Work required
Keep every line where the word "进一步培养数感" appears; drop the rest.

--- Begin Records supplied ---

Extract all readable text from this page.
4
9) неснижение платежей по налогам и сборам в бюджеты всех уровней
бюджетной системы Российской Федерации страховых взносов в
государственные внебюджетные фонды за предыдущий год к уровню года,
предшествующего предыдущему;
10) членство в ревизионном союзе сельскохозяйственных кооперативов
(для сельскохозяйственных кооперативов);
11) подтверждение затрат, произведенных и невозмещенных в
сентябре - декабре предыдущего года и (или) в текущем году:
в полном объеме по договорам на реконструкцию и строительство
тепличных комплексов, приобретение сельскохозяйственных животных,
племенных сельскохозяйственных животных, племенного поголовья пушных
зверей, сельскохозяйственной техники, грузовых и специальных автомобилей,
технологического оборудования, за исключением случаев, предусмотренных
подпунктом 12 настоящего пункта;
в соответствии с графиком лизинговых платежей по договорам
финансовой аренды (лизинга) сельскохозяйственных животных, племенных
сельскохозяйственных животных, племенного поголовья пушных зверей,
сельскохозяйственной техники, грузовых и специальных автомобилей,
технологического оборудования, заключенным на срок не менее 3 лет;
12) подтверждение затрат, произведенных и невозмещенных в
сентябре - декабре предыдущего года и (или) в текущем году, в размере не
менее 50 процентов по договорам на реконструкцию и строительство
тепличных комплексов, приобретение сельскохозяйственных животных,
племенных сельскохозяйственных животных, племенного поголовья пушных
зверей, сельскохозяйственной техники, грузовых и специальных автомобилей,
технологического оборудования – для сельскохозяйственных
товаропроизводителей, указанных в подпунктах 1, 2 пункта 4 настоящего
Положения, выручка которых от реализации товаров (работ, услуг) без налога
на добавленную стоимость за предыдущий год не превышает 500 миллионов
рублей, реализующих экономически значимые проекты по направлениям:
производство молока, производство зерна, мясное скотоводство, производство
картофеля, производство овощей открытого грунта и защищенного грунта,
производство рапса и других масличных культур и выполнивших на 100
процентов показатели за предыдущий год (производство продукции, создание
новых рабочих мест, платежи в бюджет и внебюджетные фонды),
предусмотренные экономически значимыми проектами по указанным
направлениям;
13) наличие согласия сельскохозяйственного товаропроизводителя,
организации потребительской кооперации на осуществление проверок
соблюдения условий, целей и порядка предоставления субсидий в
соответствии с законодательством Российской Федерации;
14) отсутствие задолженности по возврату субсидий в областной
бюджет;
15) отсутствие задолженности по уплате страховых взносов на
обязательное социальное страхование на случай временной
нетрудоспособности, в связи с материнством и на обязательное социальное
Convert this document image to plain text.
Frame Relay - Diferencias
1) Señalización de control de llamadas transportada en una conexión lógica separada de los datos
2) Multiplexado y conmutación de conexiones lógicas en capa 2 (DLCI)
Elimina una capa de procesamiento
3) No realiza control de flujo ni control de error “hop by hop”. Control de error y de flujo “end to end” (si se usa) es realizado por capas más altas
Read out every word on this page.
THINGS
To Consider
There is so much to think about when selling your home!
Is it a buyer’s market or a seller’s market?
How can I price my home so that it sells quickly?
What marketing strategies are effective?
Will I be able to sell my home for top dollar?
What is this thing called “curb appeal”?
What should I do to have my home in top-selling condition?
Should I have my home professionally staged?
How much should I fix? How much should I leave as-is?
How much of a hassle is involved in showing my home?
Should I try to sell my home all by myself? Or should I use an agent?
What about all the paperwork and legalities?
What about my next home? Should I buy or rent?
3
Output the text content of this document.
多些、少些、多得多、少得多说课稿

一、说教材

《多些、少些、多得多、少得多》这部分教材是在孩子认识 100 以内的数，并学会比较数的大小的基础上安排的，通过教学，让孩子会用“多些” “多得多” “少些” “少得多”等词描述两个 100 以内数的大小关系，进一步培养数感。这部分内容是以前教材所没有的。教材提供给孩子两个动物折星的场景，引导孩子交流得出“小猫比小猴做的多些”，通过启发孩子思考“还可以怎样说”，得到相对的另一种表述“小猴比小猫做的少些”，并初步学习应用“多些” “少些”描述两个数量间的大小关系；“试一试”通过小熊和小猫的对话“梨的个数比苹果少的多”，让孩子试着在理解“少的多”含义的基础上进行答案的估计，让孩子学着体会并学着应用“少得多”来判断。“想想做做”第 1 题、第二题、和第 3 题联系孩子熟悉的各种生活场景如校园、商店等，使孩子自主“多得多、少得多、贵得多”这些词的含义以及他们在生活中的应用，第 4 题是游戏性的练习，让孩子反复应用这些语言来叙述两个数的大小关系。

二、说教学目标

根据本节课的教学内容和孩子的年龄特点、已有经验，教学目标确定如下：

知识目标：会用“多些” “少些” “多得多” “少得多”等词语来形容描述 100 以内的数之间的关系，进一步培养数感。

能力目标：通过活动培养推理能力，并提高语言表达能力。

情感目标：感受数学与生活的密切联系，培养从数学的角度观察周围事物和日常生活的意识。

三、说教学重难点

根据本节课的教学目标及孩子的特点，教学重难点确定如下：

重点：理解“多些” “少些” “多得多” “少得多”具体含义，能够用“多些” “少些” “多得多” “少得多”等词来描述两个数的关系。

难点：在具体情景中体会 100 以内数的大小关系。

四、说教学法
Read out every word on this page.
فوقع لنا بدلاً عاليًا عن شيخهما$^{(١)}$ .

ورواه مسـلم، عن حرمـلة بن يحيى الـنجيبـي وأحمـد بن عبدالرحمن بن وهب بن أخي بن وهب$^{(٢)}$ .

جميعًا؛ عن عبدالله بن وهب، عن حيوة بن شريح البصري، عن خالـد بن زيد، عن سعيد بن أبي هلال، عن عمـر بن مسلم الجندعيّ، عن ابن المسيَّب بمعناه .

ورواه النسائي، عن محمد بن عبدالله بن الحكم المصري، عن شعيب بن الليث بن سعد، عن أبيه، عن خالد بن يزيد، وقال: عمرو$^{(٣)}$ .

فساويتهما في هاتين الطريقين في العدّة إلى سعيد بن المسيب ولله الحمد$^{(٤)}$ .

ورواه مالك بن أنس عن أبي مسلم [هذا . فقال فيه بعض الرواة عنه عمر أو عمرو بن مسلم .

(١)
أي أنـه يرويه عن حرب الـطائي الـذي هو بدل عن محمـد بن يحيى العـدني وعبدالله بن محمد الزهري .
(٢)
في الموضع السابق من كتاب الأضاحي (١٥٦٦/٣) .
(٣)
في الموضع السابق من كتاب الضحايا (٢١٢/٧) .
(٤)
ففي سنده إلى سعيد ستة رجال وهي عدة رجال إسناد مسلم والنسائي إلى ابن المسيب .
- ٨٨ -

--- End Records supplied ---

Result of the exercise
《多些、少些、多得多、少得多》这部分教材是在孩子认识 100 以内的数，并学会比较数的大小的基础上安排的，通过教学，让孩子会用“多些” “多得多” “少些” “少得多”等词描述两个 100 以内数的大小关系，进一步培养数感。这部分内容是以前教材所没有的。教材提供给孩子两个动物折星的场景，引导孩子交流得出“小猫比小猴做的多些”，通过启发孩子思考“还可以怎样说”，得到相对的另一种表述“小猴比小猫做的少些”，并初步学习应用“多些” “少些”描述两个数量间的大小关系；“试一试”通过小熊和小猫的对话“梨的个数比苹果少的多”，让孩子试着在理解“少的多”含义的基础上进行答案的估计，让孩子学着体会并学着应用“少得多”来判断。“想想做做”第 1 题、第二题、和第 3 题联系孩子熟悉的各种生活场景如校园、商店等，使孩子自主“多得多、少得多、贵得多”这些词的含义以及他们在生活中的应用，第 4 题是游戏性的练习，让孩子反复应用这些语言来叙述两个数的大小关系。
知识目标：会用“多些” “少些” “多得多” “少得多”等词语来形容描述 100 以内的数之间的关系，进一步培养数感。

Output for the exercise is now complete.